---- Record extracts
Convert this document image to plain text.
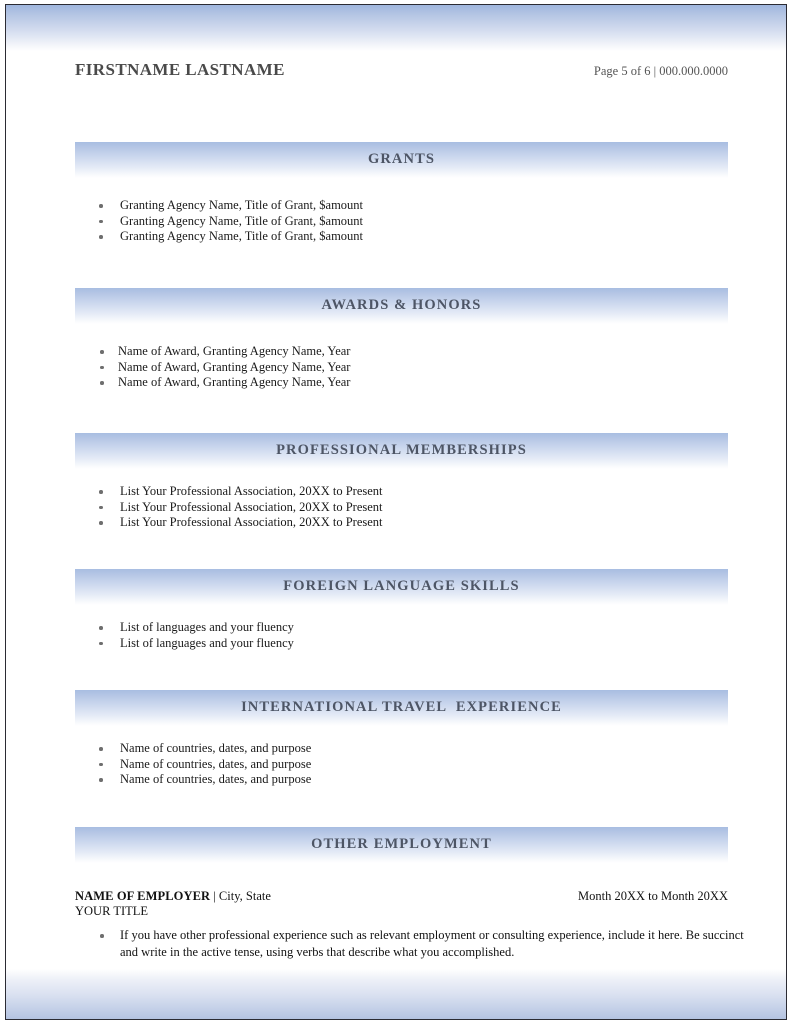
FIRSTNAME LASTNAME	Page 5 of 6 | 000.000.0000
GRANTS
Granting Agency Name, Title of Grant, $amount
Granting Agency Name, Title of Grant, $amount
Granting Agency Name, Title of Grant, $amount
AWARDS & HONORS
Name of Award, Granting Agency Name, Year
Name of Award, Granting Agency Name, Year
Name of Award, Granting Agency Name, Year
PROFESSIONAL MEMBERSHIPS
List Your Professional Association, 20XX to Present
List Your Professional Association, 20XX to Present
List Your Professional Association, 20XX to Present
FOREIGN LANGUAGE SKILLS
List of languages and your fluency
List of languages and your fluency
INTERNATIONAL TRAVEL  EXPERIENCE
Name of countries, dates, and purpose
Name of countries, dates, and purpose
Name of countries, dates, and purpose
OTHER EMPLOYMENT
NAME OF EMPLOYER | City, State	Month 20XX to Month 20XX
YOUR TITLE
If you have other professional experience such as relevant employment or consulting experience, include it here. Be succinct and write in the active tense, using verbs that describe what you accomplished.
--------
Short exercise.
Reproduce the data verbatim. Do not carry any picture into the copy.

Exercise result.
Convert this document image to plain text.
FIRSTNAME LASTNAME	Page 5 of 6 | 000.000.0000
GRANTS
Granting Agency Name, Title of Grant, $amount
Granting Agency Name, Title of Grant, $amount
Granting Agency Name, Title of Grant, $amount
AWARDS & HONORS
Name of Award, Granting Agency Name, Year
Name of Award, Granting Agency Name, Year
Name of Award, Granting Agency Name, Year
PROFESSIONAL MEMBERSHIPS
List Your Professional Association, 20XX to Present
List Your Professional Association, 20XX to Present
List Your Professional Association, 20XX to Present
FOREIGN LANGUAGE SKILLS
List of languages and your fluency
List of languages and your fluency
INTERNATIONAL TRAVEL  EXPERIENCE
Name of countries, dates, and purpose
Name of countries, dates, and purpose
Name of countries, dates, and purpose
OTHER EMPLOYMENT
NAME OF EMPLOYER | City, State	Month 20XX to Month 20XX
YOUR TITLE
If you have other professional experience such as relevant employment or consulting experience, include it here. Be succinct and write in the active tense, using verbs that describe what you accomplished.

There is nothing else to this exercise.